## Stored records:
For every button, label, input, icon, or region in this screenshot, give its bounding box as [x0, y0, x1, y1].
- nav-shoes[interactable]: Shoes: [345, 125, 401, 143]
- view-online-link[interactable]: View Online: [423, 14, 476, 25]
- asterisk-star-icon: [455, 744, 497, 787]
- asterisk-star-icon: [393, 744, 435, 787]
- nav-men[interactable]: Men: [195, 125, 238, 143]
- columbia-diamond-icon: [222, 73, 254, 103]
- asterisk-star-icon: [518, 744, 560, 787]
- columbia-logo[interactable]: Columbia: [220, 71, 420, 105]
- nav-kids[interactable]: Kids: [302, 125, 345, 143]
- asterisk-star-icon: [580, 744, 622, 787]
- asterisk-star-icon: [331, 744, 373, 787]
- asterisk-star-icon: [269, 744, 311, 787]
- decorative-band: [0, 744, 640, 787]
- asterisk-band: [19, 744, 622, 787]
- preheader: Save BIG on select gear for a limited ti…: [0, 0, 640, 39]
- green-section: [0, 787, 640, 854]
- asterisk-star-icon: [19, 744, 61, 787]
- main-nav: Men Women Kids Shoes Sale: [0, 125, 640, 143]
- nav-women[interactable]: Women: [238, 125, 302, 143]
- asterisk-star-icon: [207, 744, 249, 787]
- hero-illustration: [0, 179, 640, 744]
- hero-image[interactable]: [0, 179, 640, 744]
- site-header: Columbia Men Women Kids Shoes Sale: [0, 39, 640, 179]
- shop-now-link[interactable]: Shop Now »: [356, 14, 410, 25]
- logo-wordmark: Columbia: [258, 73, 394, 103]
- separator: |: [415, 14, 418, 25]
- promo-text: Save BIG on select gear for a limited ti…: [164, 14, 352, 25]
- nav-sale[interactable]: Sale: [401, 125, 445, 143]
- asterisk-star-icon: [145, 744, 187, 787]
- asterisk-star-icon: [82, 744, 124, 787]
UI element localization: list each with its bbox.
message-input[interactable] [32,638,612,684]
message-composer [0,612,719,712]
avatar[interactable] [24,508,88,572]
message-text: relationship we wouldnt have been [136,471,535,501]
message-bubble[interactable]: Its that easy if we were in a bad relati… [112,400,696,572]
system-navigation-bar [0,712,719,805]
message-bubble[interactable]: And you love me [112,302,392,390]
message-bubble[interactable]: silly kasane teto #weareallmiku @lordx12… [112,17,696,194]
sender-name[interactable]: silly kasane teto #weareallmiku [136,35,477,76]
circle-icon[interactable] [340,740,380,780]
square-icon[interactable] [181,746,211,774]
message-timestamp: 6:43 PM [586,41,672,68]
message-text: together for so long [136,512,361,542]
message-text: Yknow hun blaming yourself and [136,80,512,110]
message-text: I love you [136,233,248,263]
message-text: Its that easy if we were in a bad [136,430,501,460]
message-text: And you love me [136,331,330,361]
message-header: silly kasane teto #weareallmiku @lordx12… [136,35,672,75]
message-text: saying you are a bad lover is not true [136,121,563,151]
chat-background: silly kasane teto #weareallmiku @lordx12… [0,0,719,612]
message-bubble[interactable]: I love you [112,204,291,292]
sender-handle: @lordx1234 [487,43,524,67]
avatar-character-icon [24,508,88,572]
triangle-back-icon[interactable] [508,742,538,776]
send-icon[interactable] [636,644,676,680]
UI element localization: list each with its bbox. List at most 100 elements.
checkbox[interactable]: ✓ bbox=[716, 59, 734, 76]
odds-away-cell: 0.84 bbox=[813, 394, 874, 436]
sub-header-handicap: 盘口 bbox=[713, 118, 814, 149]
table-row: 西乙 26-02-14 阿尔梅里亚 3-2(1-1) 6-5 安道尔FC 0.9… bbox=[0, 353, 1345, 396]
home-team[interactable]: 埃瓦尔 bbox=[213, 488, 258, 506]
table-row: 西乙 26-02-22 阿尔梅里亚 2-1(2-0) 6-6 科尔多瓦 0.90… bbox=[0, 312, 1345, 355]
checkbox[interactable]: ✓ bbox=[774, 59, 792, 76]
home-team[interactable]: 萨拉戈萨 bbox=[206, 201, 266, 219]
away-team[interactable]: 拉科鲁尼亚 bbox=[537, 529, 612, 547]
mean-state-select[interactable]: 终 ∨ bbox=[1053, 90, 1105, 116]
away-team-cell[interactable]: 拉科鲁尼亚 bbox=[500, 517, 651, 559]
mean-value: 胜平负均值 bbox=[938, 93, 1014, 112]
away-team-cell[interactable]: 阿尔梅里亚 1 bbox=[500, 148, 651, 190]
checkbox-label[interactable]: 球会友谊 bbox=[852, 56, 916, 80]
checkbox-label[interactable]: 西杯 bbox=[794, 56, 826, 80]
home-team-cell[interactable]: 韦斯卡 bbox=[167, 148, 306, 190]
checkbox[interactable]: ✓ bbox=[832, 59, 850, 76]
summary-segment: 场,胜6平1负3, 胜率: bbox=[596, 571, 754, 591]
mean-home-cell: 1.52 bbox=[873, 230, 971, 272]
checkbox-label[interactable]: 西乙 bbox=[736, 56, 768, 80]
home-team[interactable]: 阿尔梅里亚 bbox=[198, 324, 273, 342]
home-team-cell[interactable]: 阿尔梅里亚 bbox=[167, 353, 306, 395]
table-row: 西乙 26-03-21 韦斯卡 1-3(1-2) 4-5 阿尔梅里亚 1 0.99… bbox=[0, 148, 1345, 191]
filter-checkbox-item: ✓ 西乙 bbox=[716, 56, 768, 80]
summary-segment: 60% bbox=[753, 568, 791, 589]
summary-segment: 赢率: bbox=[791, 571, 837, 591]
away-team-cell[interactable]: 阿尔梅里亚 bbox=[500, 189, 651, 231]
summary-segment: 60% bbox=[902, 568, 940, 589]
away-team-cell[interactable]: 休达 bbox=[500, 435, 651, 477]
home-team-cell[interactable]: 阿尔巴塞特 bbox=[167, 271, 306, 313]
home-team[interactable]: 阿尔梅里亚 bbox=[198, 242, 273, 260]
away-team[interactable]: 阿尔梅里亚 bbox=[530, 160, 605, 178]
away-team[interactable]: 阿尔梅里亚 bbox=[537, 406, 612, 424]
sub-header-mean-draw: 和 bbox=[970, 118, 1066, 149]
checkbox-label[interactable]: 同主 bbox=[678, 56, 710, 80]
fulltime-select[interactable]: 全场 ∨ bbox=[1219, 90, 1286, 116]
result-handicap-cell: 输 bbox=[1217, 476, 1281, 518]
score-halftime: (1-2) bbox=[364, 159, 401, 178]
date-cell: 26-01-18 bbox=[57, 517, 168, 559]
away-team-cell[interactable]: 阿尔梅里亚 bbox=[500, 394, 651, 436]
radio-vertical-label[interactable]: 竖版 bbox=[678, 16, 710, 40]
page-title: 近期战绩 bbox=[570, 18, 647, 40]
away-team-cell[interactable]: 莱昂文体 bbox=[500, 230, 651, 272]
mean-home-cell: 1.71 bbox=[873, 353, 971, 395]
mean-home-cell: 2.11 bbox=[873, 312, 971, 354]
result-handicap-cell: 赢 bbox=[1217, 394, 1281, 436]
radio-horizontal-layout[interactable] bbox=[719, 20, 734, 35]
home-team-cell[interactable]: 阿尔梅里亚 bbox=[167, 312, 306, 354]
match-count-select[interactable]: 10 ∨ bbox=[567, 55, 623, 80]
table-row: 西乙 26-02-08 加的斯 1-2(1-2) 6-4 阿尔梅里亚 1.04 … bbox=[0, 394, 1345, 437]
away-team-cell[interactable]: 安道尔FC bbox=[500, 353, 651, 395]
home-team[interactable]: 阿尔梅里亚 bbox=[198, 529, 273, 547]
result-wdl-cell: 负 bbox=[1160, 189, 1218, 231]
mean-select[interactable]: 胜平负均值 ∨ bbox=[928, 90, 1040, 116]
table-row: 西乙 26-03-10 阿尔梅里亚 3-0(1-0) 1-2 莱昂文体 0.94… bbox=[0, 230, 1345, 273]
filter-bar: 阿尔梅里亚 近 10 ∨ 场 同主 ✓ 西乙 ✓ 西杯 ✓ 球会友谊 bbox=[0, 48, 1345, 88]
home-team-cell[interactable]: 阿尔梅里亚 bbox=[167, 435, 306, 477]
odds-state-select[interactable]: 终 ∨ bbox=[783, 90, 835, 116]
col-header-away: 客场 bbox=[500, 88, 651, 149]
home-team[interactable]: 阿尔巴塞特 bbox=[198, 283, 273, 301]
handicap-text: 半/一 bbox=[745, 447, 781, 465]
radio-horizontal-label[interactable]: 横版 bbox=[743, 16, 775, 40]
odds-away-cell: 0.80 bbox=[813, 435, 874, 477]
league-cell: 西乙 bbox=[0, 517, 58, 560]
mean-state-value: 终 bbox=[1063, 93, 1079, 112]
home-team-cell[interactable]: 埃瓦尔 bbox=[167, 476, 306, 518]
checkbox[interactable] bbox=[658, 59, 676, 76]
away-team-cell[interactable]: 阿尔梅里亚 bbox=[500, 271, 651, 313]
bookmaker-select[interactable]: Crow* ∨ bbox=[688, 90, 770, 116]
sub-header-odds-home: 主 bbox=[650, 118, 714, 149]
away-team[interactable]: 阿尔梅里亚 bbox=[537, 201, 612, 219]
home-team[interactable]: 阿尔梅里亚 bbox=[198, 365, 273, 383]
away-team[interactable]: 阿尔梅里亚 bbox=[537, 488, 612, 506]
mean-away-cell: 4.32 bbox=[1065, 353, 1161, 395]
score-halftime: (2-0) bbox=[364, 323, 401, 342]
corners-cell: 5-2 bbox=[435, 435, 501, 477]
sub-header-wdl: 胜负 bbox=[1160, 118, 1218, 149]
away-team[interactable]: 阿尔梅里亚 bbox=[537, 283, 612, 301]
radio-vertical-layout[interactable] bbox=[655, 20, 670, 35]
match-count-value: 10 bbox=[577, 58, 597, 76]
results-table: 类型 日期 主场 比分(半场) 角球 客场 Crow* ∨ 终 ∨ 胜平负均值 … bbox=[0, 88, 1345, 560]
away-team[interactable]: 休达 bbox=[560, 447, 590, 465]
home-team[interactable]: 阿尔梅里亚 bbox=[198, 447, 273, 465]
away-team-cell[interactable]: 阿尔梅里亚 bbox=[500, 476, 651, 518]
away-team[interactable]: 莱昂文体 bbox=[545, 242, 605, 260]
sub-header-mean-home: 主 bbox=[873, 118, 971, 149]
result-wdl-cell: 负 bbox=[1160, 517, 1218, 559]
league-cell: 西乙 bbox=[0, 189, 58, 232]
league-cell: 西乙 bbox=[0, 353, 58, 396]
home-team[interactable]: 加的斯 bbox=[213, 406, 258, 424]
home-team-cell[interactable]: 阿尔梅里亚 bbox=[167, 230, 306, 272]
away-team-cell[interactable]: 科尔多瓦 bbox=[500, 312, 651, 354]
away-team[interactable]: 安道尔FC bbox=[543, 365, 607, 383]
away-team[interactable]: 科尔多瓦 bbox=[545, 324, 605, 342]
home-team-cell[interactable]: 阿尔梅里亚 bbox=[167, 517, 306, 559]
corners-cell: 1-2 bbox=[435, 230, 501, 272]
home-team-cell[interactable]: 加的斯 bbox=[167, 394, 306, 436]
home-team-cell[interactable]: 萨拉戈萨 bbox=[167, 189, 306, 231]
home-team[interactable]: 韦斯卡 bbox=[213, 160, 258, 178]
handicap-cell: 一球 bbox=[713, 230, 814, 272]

## Exercise prompt:
Convert the records from their first line through the line containing "- columbia-logo[interactable]: Columbia: [220, 71, 420, 105]" into a Markdown table with two columns, No. and Entry. Put a row number under No. and each line under Entry, and omit blank lines.

## Output of the exercise:
| No. | Entry |
|---|---|
| 1 | For every button, label, input, icon, or region in this screenshot, give its bounding box as [x0, y0, x1, y1]. |
| 2 | - nav-shoes[interactable]: Shoes: [345, 125, 401, 143] |
| 3 | - view-online-link[interactable]: View Online: [423, 14, 476, 25] |
| 4 | - asterisk-star-icon: [455, 744, 497, 787] |
| 5 | - asterisk-star-icon: [393, 744, 435, 787] |
| 6 | - nav-men[interactable]: Men: [195, 125, 238, 143] |
| 7 | - columbia-diamond-icon: [222, 73, 254, 103] |
| 8 | - asterisk-star-icon: [518, 744, 560, 787] |
| 9 | - columbia-logo[interactable]: Columbia: [220, 71, 420, 105] |